__Stored rows__:
--

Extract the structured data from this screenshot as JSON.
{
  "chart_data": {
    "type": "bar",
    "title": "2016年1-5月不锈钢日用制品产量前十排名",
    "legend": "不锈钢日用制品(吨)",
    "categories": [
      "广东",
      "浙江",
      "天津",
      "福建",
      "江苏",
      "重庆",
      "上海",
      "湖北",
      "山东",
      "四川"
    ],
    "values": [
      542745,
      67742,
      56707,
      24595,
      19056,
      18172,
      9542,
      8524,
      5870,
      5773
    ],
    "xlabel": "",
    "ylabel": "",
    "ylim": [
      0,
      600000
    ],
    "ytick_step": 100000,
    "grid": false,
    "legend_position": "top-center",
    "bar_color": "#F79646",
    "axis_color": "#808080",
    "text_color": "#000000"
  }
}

--

__Written exercise__: Extract the entries above verbatim.

__Task result__:
Extract the structured data from this screenshot as JSON.
{
  "chart_data": {
    "type": "bar",
    "title": "2016年1-5月不锈钢日用制品产量前十排名",
    "legend": "不锈钢日用制品(吨)",
    "categories": [
      "广东",
      "浙江",
      "天津",
      "福建",
      "江苏",
      "重庆",
      "上海",
      "湖北",
      "山东",
      "四川"
    ],
    "values": [
      542745,
      67742,
      56707,
      24595,
      19056,
      18172,
      9542,
      8524,
      5870,
      5773
    ],
    "xlabel": "",
    "ylabel": "",
    "ylim": [
      0,
      600000
    ],
    "ytick_step": 100000,
    "grid": false,
    "legend_position": "top-center",
    "bar_color": "#F79646",
    "axis_color": "#808080",
    "text_color": "#000000"
  }
}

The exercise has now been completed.